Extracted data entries
○ ○ ○ ○ ○ ○ ○

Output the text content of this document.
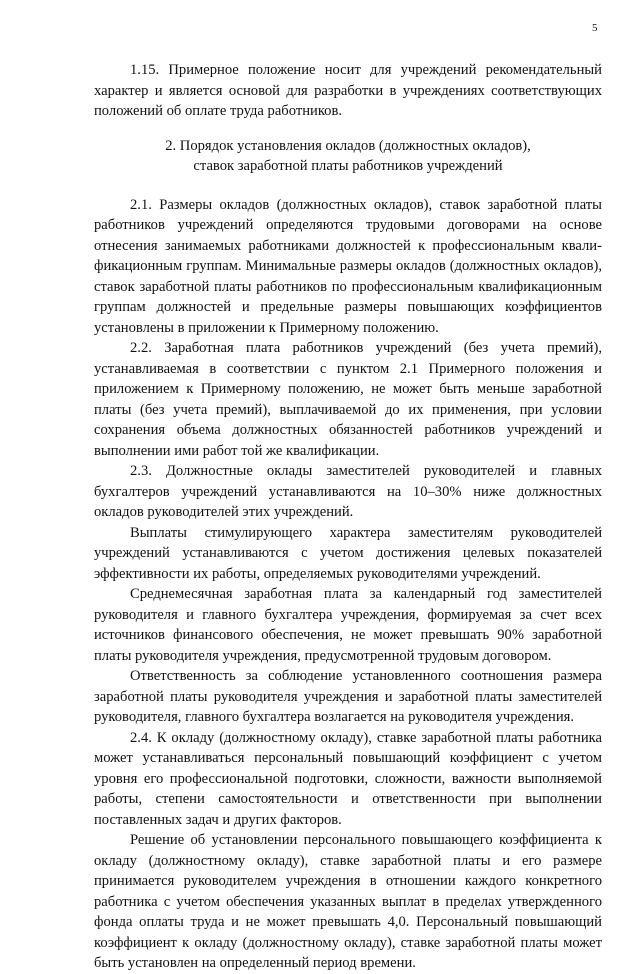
5

1.15. Примерное положение носит для учреждений рекомендательный характер и является основой для разработки в учреждениях соответствующих положений об оплате труда работников.

2. Порядок установления окладов (должностных окладов),
ставок заработной платы работников учреждений

2.1. Размеры окладов (должностных окладов), ставок заработной платы работников учреждений определяются трудовыми договорами на основе отнесения занимаемых работниками должностей к профессиональным квалификационным группам. Минимальные размеры окладов (должностных окладов), ставок заработной платы работников по профессиональным квалификационным группам должностей и предельные размеры повышающих коэффициентов установлены в приложении к Примерному положению.

2.2. Заработная плата работников учреждений (без учета премий), устанавливаемая в соответствии с пунктом 2.1 Примерного положения и приложением к Примерному положению, не может быть меньше заработной платы (без учета премий), выплачиваемой до их применения, при условии сохранения объема должностных обязанностей работников учреждений и выполнении ими работ той же квалификации.

2.3. Должностные оклады заместителей руководителей и главных бухгалтеров учреждений устанавливаются на 10–30% ниже должностных окладов руководителей этих учреждений.

Выплаты стимулирующего характера заместителям руководителей учреждений устанавливаются с учетом достижения целевых показателей эффективности их работы, определяемых руководителями учреждений.

Среднемесячная заработная плата за календарный год заместителей руководителя и главного бухгалтера учреждения, формируемая за счет всех источников финансового обеспечения, не может превышать 90% заработной платы руководителя учреждения, предусмотренной трудовым договором.

Ответственность за соблюдение установленного соотношения размера заработной платы руководителя учреждения и заработной платы заместителей руководителя, главного бухгалтера возлагается на руководителя учреждения.

2.4. К окладу (должностному окладу), ставке заработной платы работника может устанавливаться персональный повышающий коэффициент с учетом уровня его профессиональной подготовки, сложности, важности выполняемой работы, степени самостоятельности и ответственности при выполнении поставленных задач и других факторов.

Решение об установлении персонального повышающего коэффициента к окладу (должностному окладу), ставке заработной платы и его размере принимается руководителем учреждения в отношении каждого конкретного работника с учетом обеспечения указанных выплат в пределах утвержденного фонда оплаты труда и не может превышать 4,0. Персональный повышающий коэффициент к окладу (должностному окладу), ставке заработной платы может быть установлен на определенный период времени.
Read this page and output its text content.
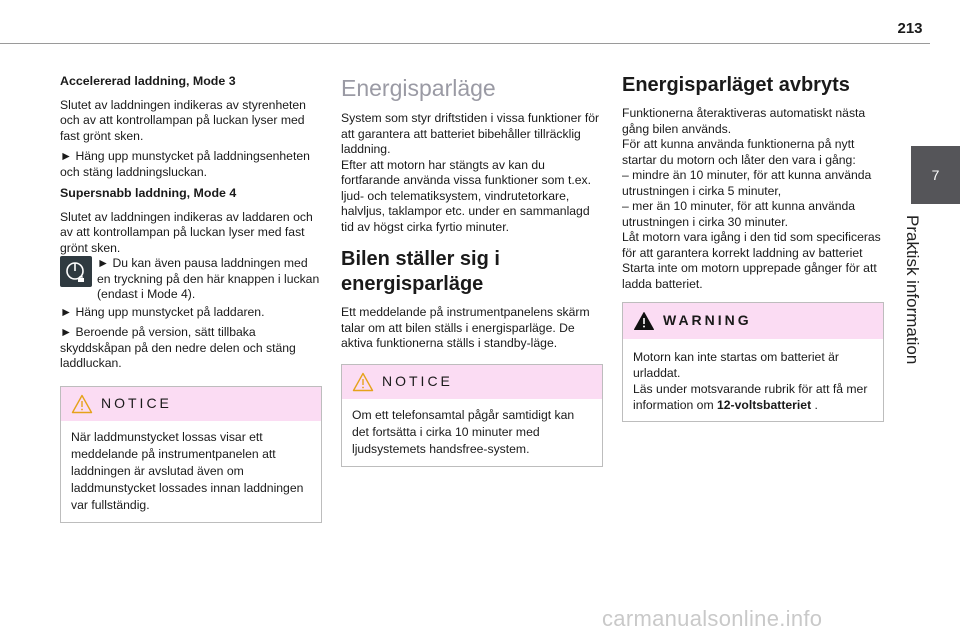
213
7
Praktisk information
Accelererad laddning, Mode 3

Slutet av laddningen indikeras av styrenheten och av att kontrollampan på luckan lyser med fast grönt sken.

► Häng upp munstycket på laddningsenheten och stäng laddningsluckan.

Supersnabb laddning, Mode 4

Slutet av laddningen indikeras av laddaren och av att kontrollampan på luckan lyser med fast grönt sken.

► Du kan även pausa laddningen med en tryckning på den här knappen i luckan (endast i Mode 4).

► Häng upp munstycket på laddaren.

► Beroende på version, sätt tillbaka skyddskåpan på den nedre delen och stäng laddluckan.

NOTICE

När laddmunstycket lossas visar ett meddelande på instrumentpanelen att laddningen är avslutad även om laddmunstycket lossades innan laddningen var fullständig.

Energisparläge

System som styr driftstiden i vissa funktioner för att garantera att batteriet bibehåller tillräcklig laddning.

Efter att motorn har stängts av kan du fortfarande använda vissa funktioner som t.ex. ljud- och telematiksystem, vindrutetorkare, halvljus, taklampor etc. under en sammanlagd tid av högst cirka fyrtio minuter.

Bilen ställer sig i energisparläge

Ett meddelande på instrumentpanelens skärm talar om att bilen ställs i energisparläge. De aktiva funktionerna ställs i standby-läge.

NOTICE

Om ett telefonsamtal pågår samtidigt kan det fortsätta i cirka 10 minuter med ljudsystemets handsfree-system.

Energisparläget avbryts

Funktionerna återaktiveras automatiskt nästa gång bilen används.

För att kunna använda funktionerna på nytt startar du motorn och låter den vara i gång:

– mindre än 10 minuter, för att kunna använda utrustningen i cirka 5 minuter,

– mer än 10 minuter, för att kunna använda utrustningen i cirka 30 minuter.

Låt motorn vara igång i den tid som specificeras för att garantera korrekt laddning av batteriet

Starta inte om motorn upprepade gånger för att ladda batteriet.

WARNING

Motorn kan inte startas om batteriet är urladdat.

Läs under motsvarande rubrik för att få mer information om 12-voltsbatteriet .

carmanualsonline.info
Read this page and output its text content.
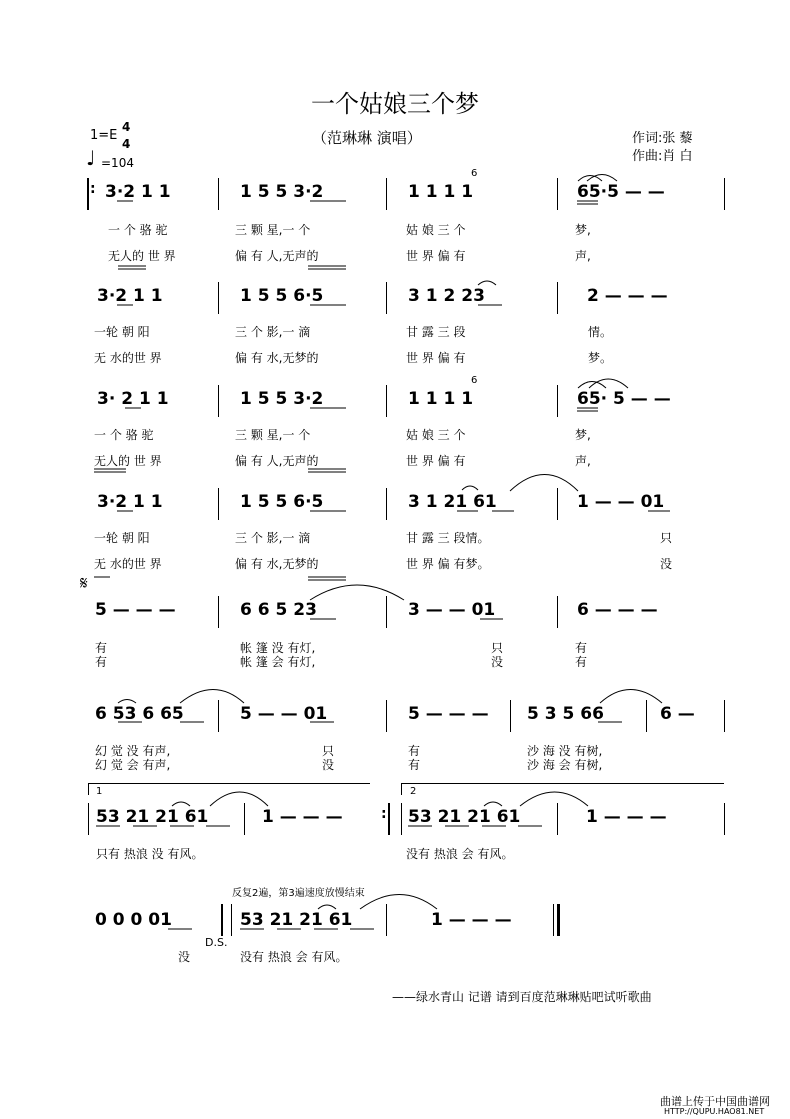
一个姑娘三个梦
（范琳琳 演唱）
1=E
4
4
♩ =104
作词:张 藜
作曲:肖 白
: 3·2 1 1	1 5 5 3·2	1 1 1 1
6
65·5 — —
一 个 骆 驼	三 颗 星,一 个	姑 娘 三 个	梦,
无人的 世 界	偏 有 人,无声的	世 界 偏 有	声,
3·2 1 1	1 5 5 6·5	3 1 2 23	2 — — —
一轮 朝 阳	三 个 影,一 滴	甘 露 三 段	情。
无 水的世 界	偏 有 水,无梦的	世 界 偏 有	梦。
3· 2 1 1	1 5 5 3·2	1 1 1 1
6
65· 5 — —
一 个 骆 驼	三 颗 星,一 个	姑 娘 三 个	梦,
无人的 世 界	偏 有 人,无声的	世 界 偏 有	声,
3·2 1 1	1 5 5 6·5	3 1 21 61	1 — — 01
一轮 朝 阳	三 个 影,一 滴	甘 露 三 段情。	只
无 水的世 界	偏 有 水,无梦的	世 界 偏 有梦。	没
𝄋
5 — — —	6 6 5 23	3 — — 01	6 — — —
有	帐 篷 没 有灯,	只	有
有	帐 篷 会 有灯,	没	有
6 53 6 65	5 — — 01	5 — — — 5 3 5 66	6 —
幻 觉 没 有声,	只	有	沙 海 没 有树,
幻 觉 会 有声,	没	有	沙 海 会 有树,
1	2
53 21 21 61	1 — — —	: 53 21 21 61	1 — — —
只有 热浪 没 有风。	没有 热浪 会 有风。
反复2遍，第3遍速度放慢结束
0 0 0 01
D.S.
53 21 21 61	1 — — —
没	没有 热浪 会 有风。
——绿水青山 记谱 请到百度范琳琳贴吧试听歌曲
曲谱上传于中国曲谱网
HTTP://QUPU.HAO81.NET
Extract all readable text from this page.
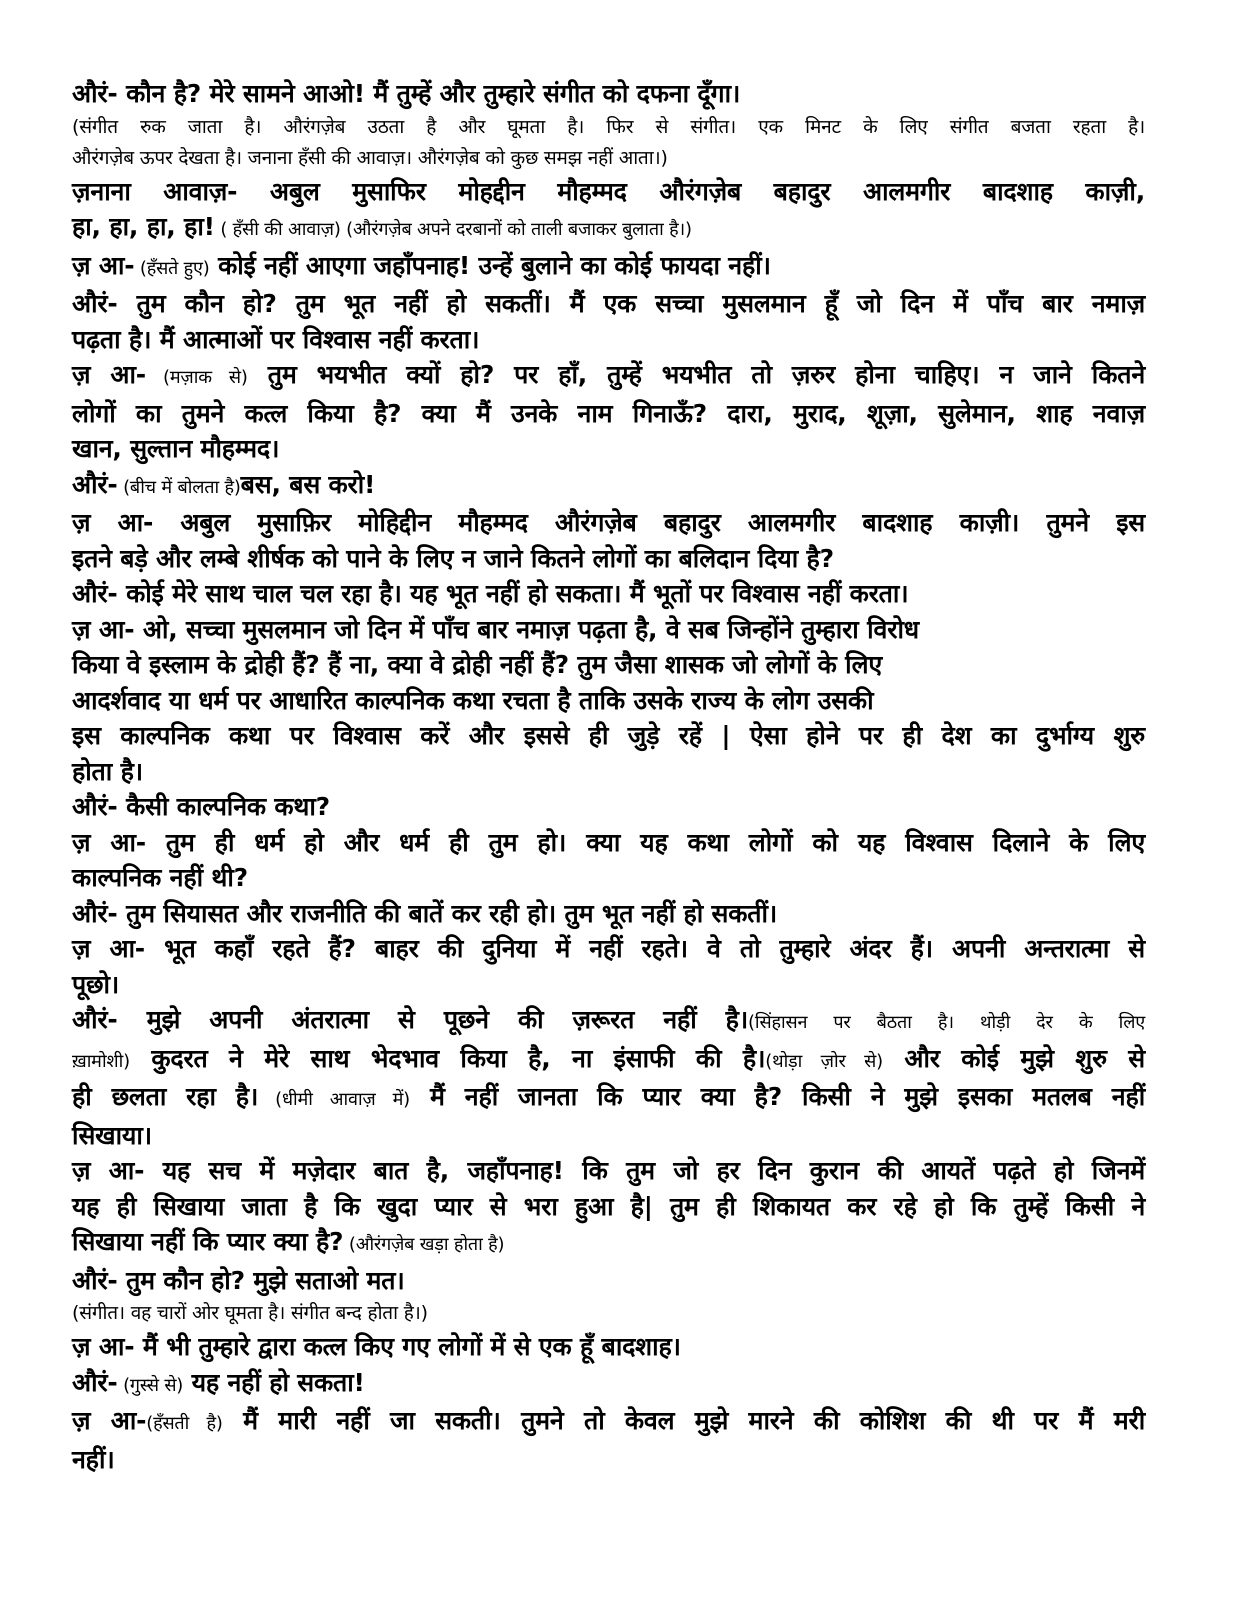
औरं- कौन है? मेरे सामने आओ! मैं तुम्हें और तुम्हारे संगीत को दफना दूँगा।
(संगीत रुक जाता है। औरंगज़ेब उठता है और घूमता है। फिर से संगीत। एक मिनट के लिए संगीत बजता रहता है।
औरंगज़ेब ऊपर देखता है। जनाना हँसी की आवाज़। औरंगज़ेब को कुछ समझ नहीं आता।)
ज़नाना आवाज़- अबुल मुसाफिर मोहद्दीन मौहम्मद औरंगज़ेब बहादुर आलमगीर बादशाह काज़ी,
हा, हा, हा, हा! ( हँसी की आवाज़) (औरंगज़ेब अपने दरबानों को ताली बजाकर बुलाता है।)
ज़ आ- (हँसते हुए) कोई नहीं आएगा जहाँपनाह! उन्हें बुलाने का कोई फायदा नहीं।
औरं- तुम कौन हो? तुम भूत नहीं हो सकतीं। मैं एक सच्चा मुसलमान हूँ जो दिन में पाँच बार नमाज़
पढ़ता है। मैं आत्माओं पर विश्वास नहीं करता।
ज़ आ- (मज़ाक से) तुम भयभीत क्यों हो? पर हाँ, तुम्हें भयभीत तो ज़रुर होना चाहिए। न जाने कितने
लोगों का तुमने कत्ल किया है? क्या मैं उनके नाम गिनाऊँ? दारा, मुराद, शूज़ा, सुलेमान, शाह नवाज़
खान, सुल्तान मौहम्मद।
औरं- (बीच में बोलता है)बस, बस करो!
ज़ आ- अबुल मुसाफ़िर मोहिद्दीन मौहम्मद औरंगज़ेब बहादुर आलमगीर बादशाह काज़ी। तुमने इस
इतने बड़े और लम्बे शीर्षक को पाने के लिए न जाने कितने लोगों का बलिदान दिया है?
औरं- कोई मेरे साथ चाल चल रहा है। यह भूत नहीं हो सकता। मैं भूतों पर विश्वास नहीं करता।
ज़ आ- ओ, सच्चा मुसलमान जो दिन में पाँच बार नमाज़ पढ़ता है, वे सब जिन्होंने तुम्हारा विरोध
किया वे इस्लाम के द्रोही हैं? हैं ना, क्या वे द्रोही नहीं हैं? तुम जैसा शासक जो लोगों के लिए
आदर्शवाद या धर्म पर आधारित काल्पनिक कथा रचता है ताकि उसके राज्य के लोग उसकी
इस काल्पनिक कथा पर विश्वास करें और इससे ही जुड़े रहें | ऐसा होने पर ही देश का दुर्भाग्य शुरु
होता है।
औरं- कैसी काल्पनिक कथा?
ज़ आ- तुम ही धर्म हो और धर्म ही तुम हो। क्या यह कथा लोगों को यह विश्वास दिलाने के लिए
काल्पनिक नहीं थी?
औरं- तुम सियासत और राजनीति की बातें कर रही हो। तुम भूत नहीं हो सकतीं।
ज़ आ- भूत कहाँ रहते हैं? बाहर की दुनिया में नहीं रहते। वे तो तुम्हारे अंदर हैं। अपनी अन्तरात्मा से
पूछो।
औरं- मुझे अपनी अंतरात्मा से पूछने की ज़रूरत नहीं है।(सिंहासन पर बैठता है। थोड़ी देर के लिए
ख़ामोशी) कुदरत ने मेरे साथ भेदभाव किया है, ना इंसाफी की है।(थोड़ा ज़ोर से) और कोई मुझे शुरु से
ही छलता रहा है। (धीमी आवाज़ में) मैं नहीं जानता कि प्यार क्या है? किसी ने मुझे इसका मतलब नहीं
सिखाया।
ज़ आ- यह सच में मज़ेदार बात है, जहाँपनाह! कि तुम जो हर दिन कुरान की आयतें पढ़ते हो जिनमें
यह ही सिखाया जाता है कि खुदा प्यार से भरा हुआ है| तुम ही शिकायत कर रहे हो कि तुम्हें किसी ने
सिखाया नहीं कि प्यार क्या है? (औरंगज़ेब खड़ा होता है)
औरं- तुम कौन हो? मुझे सताओ मत।
(संगीत। वह चारों ओर घूमता है। संगीत बन्द होता है।)
ज़ आ- मैं भी तुम्हारे द्वारा कत्ल किए गए लोगों में से एक हूँ बादशाह।
औरं- (गुस्से से) यह नहीं हो सकता!
ज़ आ-(हँसती है) मैं मारी नहीं जा सकती। तुमने तो केवल मुझे मारने की कोशिश की थी पर मैं मरी
नहीं।
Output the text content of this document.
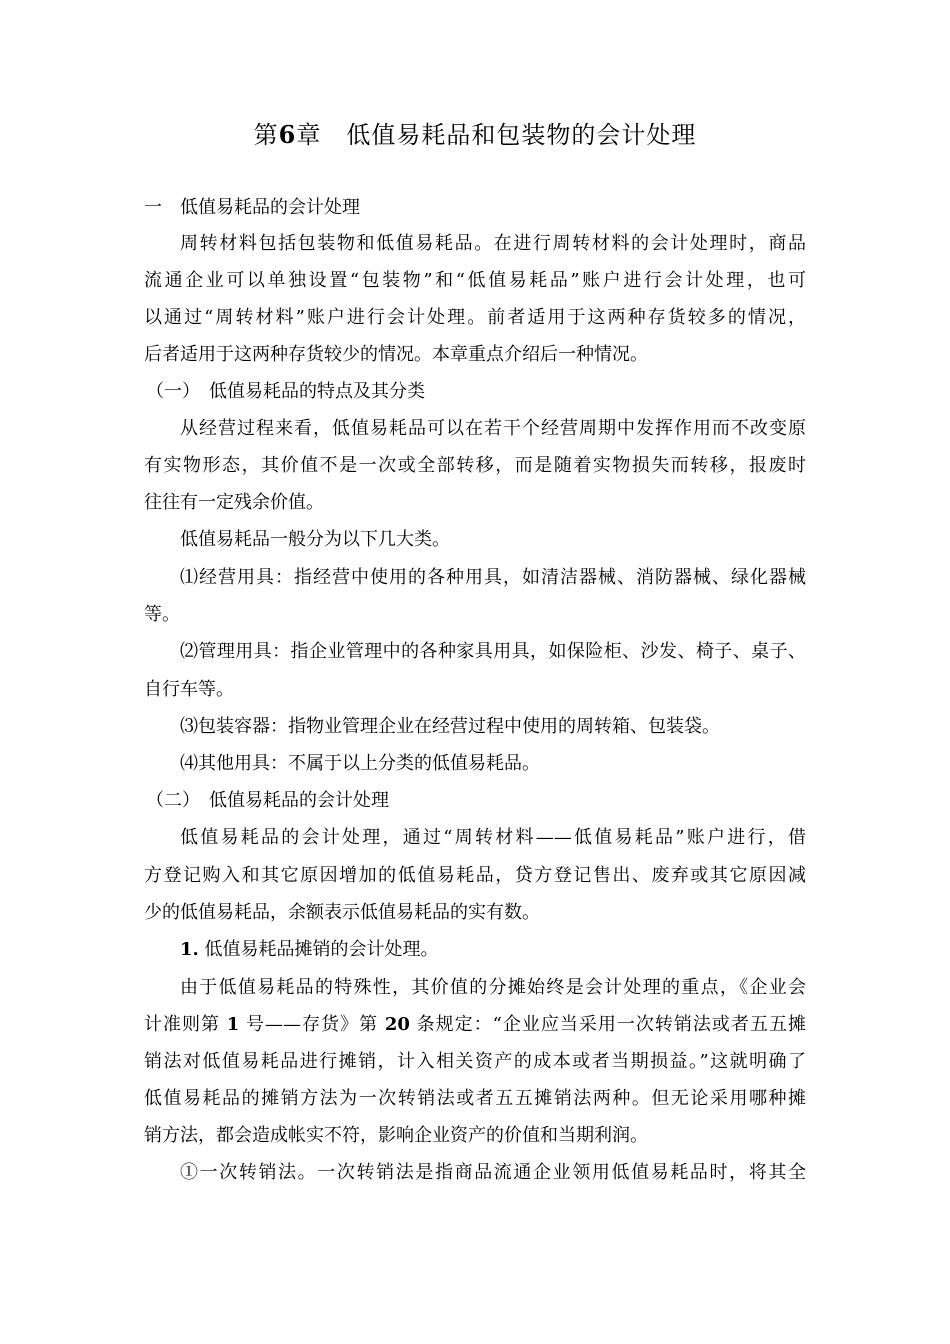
第6章　低值易耗品和包装物的会计处理
一　低值易耗品的会计处理
周转材料包括包装物和低值易耗品。在进行周转材料的会计处理时，商品
流通企业可以单独设置“包装物”和“低值易耗品”账户进行会计处理，也可
以通过“周转材料”账户进行会计处理。前者适用于这两种存货较多的情况，
后者适用于这两种存货较少的情况。本章重点介绍后一种情况。
（一）　低值易耗品的特点及其分类
从经营过程来看，低值易耗品可以在若干个经营周期中发挥作用而不改变原
有实物形态，其价值不是一次或全部转移，而是随着实物损失而转移，报废时
往往有一定残余价值。
低值易耗品一般分为以下几大类。
⑴经营用具：指经营中使用的各种用具，如清洁器械、消防器械、绿化器械
等。
⑵管理用具：指企业管理中的各种家具用具，如保险柜、沙发、椅子、桌子、
自行车等。
⑶包装容器：指物业管理企业在经营过程中使用的周转箱、包装袋。
⑷其他用具：不属于以上分类的低值易耗品。
（二）　低值易耗品的会计处理
低值易耗品的会计处理，通过“周转材料——低值易耗品”账户进行，借
方登记购入和其它原因增加的低值易耗品，贷方登记售出、废弃或其它原因减
少的低值易耗品，余额表示低值易耗品的实有数。
1. 低值易耗品摊销的会计处理。
由于低值易耗品的特殊性，其价值的分摊始终是会计处理的重点，《企业会
计准则第 1 号——存货》第 20 条规定：“企业应当采用一次转销法或者五五摊
销法对低值易耗品进行摊销，计入相关资产的成本或者当期损益。”这就明确了
低值易耗品的摊销方法为一次转销法或者五五摊销法两种。但无论采用哪种摊
销方法，都会造成帐实不符，影响企业资产的价值和当期利润。
①一次转销法。一次转销法是指商品流通企业领用低值易耗品时，将其全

○ ○ ○ ○ ○ ○ ○

Check each line of the entries above, and show every one holding the word "cirka".

Efter att motorn har stängts av kan du fortfarande använda vissa funktioner som t.ex. ljud- och telematiksystem, vindrutetorkare, halvljus, taklampor etc. under en sammanlagd tid av högst cirka fyrtio minuter.
Om ett telefonsamtal pågår samtidigt kan det fortsätta i cirka 10 minuter med ljudsystemets handsfree-system.
– mindre än 10 minuter, för att kunna använda utrustningen i cirka 5 minuter,
– mer än 10 minuter, för att kunna använda utrustningen i cirka 30 minuter.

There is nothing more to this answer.